Without the pictures, print each of the records below exactly as it appears.
>> start RECORDED INFORMATION
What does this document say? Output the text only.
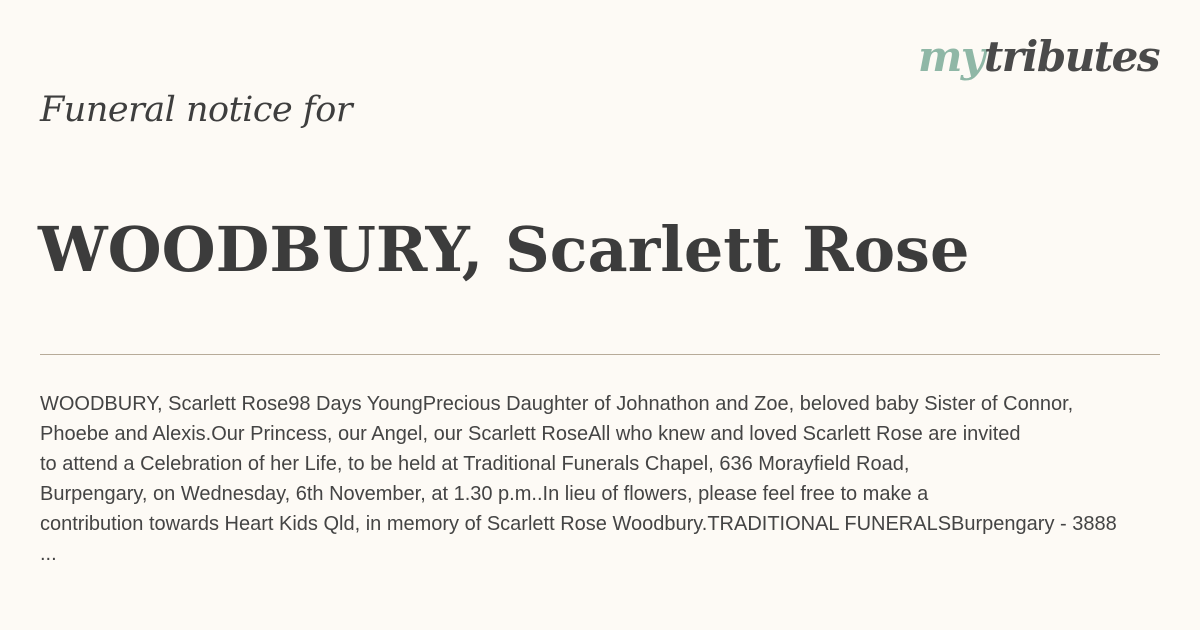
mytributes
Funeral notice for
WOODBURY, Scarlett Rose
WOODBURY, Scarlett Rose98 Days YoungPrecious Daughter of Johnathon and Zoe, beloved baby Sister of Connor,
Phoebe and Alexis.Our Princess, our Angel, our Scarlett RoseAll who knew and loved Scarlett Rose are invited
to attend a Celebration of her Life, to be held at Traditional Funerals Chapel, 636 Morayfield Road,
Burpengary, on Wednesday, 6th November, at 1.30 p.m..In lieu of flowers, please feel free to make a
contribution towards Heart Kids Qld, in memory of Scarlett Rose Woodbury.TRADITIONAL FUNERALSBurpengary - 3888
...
>> end RECORDED INFORMATION
» FULL OUTPUT
What does this document say? Output the text only.
mytributes
Funeral notice for
WOODBURY, Scarlett Rose
WOODBURY, Scarlett Rose98 Days YoungPrecious Daughter of Johnathon and Zoe, beloved baby Sister of Connor,
Phoebe and Alexis.Our Princess, our Angel, our Scarlett RoseAll who knew and loved Scarlett Rose are invited
to attend a Celebration of her Life, to be held at Traditional Funerals Chapel, 636 Morayfield Road,
Burpengary, on Wednesday, 6th November, at 1.30 p.m..In lieu of flowers, please feel free to make a
contribution towards Heart Kids Qld, in memory of Scarlett Rose Woodbury.TRADITIONAL FUNERALSBurpengary - 3888
...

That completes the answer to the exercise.